>> start
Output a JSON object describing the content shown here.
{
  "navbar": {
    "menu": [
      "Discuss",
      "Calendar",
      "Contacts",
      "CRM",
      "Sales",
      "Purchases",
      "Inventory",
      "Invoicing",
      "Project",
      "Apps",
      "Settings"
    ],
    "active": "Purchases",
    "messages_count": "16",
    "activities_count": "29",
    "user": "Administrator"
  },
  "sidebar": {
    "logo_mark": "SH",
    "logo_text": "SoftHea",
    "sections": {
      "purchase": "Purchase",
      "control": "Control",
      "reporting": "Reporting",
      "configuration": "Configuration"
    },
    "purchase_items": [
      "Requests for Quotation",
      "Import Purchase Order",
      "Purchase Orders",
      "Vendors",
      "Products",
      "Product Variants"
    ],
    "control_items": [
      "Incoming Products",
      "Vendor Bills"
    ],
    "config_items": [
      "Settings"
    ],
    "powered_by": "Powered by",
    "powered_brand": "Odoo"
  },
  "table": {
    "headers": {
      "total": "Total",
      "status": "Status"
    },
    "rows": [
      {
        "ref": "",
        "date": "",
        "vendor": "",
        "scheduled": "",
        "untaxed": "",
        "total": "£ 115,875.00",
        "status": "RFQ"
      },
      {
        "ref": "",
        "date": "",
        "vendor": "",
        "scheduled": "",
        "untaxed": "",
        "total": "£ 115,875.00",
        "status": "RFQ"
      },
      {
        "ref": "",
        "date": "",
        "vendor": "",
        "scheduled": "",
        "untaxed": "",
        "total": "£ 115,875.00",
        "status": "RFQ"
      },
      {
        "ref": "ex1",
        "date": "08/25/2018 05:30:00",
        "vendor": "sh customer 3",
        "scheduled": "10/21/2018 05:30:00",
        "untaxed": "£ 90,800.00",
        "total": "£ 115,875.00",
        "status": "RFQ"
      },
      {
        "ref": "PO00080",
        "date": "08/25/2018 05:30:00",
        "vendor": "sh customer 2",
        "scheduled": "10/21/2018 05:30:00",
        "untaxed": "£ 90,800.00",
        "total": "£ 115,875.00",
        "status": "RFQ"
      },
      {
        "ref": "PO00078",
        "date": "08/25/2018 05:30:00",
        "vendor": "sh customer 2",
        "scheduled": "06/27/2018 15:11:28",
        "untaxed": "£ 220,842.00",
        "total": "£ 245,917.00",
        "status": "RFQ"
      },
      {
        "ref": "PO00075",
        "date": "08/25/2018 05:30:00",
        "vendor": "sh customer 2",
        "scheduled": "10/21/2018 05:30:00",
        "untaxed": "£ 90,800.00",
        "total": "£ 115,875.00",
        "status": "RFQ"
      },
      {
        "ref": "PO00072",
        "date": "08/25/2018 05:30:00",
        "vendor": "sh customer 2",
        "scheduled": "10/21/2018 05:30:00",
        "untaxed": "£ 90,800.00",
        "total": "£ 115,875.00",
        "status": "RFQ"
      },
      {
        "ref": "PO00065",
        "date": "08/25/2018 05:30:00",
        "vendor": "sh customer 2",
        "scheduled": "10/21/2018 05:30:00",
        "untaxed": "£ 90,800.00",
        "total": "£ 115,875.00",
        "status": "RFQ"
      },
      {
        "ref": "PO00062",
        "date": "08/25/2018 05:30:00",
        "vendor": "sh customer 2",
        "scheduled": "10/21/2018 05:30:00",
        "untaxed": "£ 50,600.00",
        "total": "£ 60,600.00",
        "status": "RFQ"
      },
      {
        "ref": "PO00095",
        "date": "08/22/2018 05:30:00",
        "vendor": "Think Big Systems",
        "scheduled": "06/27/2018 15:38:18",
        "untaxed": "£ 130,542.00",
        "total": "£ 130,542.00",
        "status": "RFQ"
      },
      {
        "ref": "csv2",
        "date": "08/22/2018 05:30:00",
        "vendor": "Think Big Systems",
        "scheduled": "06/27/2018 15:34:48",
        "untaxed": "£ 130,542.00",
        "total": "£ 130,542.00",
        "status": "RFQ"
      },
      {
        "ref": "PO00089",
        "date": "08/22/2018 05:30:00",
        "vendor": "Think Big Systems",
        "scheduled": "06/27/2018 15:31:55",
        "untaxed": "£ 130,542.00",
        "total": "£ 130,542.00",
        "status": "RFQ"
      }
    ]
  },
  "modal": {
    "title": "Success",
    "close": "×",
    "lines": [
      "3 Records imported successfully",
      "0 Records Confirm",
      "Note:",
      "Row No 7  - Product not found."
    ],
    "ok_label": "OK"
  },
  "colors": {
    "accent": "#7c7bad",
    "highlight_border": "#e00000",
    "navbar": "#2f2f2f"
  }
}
>> end
To do. Output the lines above verbatim and in full.

The completed task.
Output a JSON object describing the content shown here.
{
  "navbar": {
    "menu": [
      "Discuss",
      "Calendar",
      "Contacts",
      "CRM",
      "Sales",
      "Purchases",
      "Inventory",
      "Invoicing",
      "Project",
      "Apps",
      "Settings"
    ],
    "active": "Purchases",
    "messages_count": "16",
    "activities_count": "29",
    "user": "Administrator"
  },
  "sidebar": {
    "logo_mark": "SH",
    "logo_text": "SoftHea",
    "sections": {
      "purchase": "Purchase",
      "control": "Control",
      "reporting": "Reporting",
      "configuration": "Configuration"
    },
    "purchase_items": [
      "Requests for Quotation",
      "Import Purchase Order",
      "Purchase Orders",
      "Vendors",
      "Products",
      "Product Variants"
    ],
    "control_items": [
      "Incoming Products",
      "Vendor Bills"
    ],
    "config_items": [
      "Settings"
    ],
    "powered_by": "Powered by",
    "powered_brand": "Odoo"
  },
  "table": {
    "headers": {
      "total": "Total",
      "status": "Status"
    },
    "rows": [
      {
        "ref": "",
        "date": "",
        "vendor": "",
        "scheduled": "",
        "untaxed": "",
        "total": "£ 115,875.00",
        "status": "RFQ"
      },
      {
        "ref": "",
        "date": "",
        "vendor": "",
        "scheduled": "",
        "untaxed": "",
        "total": "£ 115,875.00",
        "status": "RFQ"
      },
      {
        "ref": "",
        "date": "",
        "vendor": "",
        "scheduled": "",
        "untaxed": "",
        "total": "£ 115,875.00",
        "status": "RFQ"
      },
      {
        "ref": "ex1",
        "date": "08/25/2018 05:30:00",
        "vendor": "sh customer 3",
        "scheduled": "10/21/2018 05:30:00",
        "untaxed": "£ 90,800.00",
        "total": "£ 115,875.00",
        "status": "RFQ"
      },
      {
        "ref": "PO00080",
        "date": "08/25/2018 05:30:00",
        "vendor": "sh customer 2",
        "scheduled": "10/21/2018 05:30:00",
        "untaxed": "£ 90,800.00",
        "total": "£ 115,875.00",
        "status": "RFQ"
      },
      {
        "ref": "PO00078",
        "date": "08/25/2018 05:30:00",
        "vendor": "sh customer 2",
        "scheduled": "06/27/2018 15:11:28",
        "untaxed": "£ 220,842.00",
        "total": "£ 245,917.00",
        "status": "RFQ"
      },
      {
        "ref": "PO00075",
        "date": "08/25/2018 05:30:00",
        "vendor": "sh customer 2",
        "scheduled": "10/21/2018 05:30:00",
        "untaxed": "£ 90,800.00",
        "total": "£ 115,875.00",
        "status": "RFQ"
      },
      {
        "ref": "PO00072",
        "date": "08/25/2018 05:30:00",
        "vendor": "sh customer 2",
        "scheduled": "10/21/2018 05:30:00",
        "untaxed": "£ 90,800.00",
        "total": "£ 115,875.00",
        "status": "RFQ"
      },
      {
        "ref": "PO00065",
        "date": "08/25/2018 05:30:00",
        "vendor": "sh customer 2",
        "scheduled": "10/21/2018 05:30:00",
        "untaxed": "£ 90,800.00",
        "total": "£ 115,875.00",
        "status": "RFQ"
      },
      {
        "ref": "PO00062",
        "date": "08/25/2018 05:30:00",
        "vendor": "sh customer 2",
        "scheduled": "10/21/2018 05:30:00",
        "untaxed": "£ 50,600.00",
        "total": "£ 60,600.00",
        "status": "RFQ"
      },
      {
        "ref": "PO00095",
        "date": "08/22/2018 05:30:00",
        "vendor": "Think Big Systems",
        "scheduled": "06/27/2018 15:38:18",
        "untaxed": "£ 130,542.00",
        "total": "£ 130,542.00",
        "status": "RFQ"
      },
      {
        "ref": "csv2",
        "date": "08/22/2018 05:30:00",
        "vendor": "Think Big Systems",
        "scheduled": "06/27/2018 15:34:48",
        "untaxed": "£ 130,542.00",
        "total": "£ 130,542.00",
        "status": "RFQ"
      },
      {
        "ref": "PO00089",
        "date": "08/22/2018 05:30:00",
        "vendor": "Think Big Systems",
        "scheduled": "06/27/2018 15:31:55",
        "untaxed": "£ 130,542.00",
        "total": "£ 130,542.00",
        "status": "RFQ"
      }
    ]
  },
  "modal": {
    "title": "Success",
    "close": "×",
    "lines": [
      "3 Records imported successfully",
      "0 Records Confirm",
      "Note:",
      "Row No 7  - Product not found."
    ],
    "ok_label": "OK"
  },
  "colors": {
    "accent": "#7c7bad",
    "highlight_border": "#e00000",
    "navbar": "#2f2f2f"
  }
}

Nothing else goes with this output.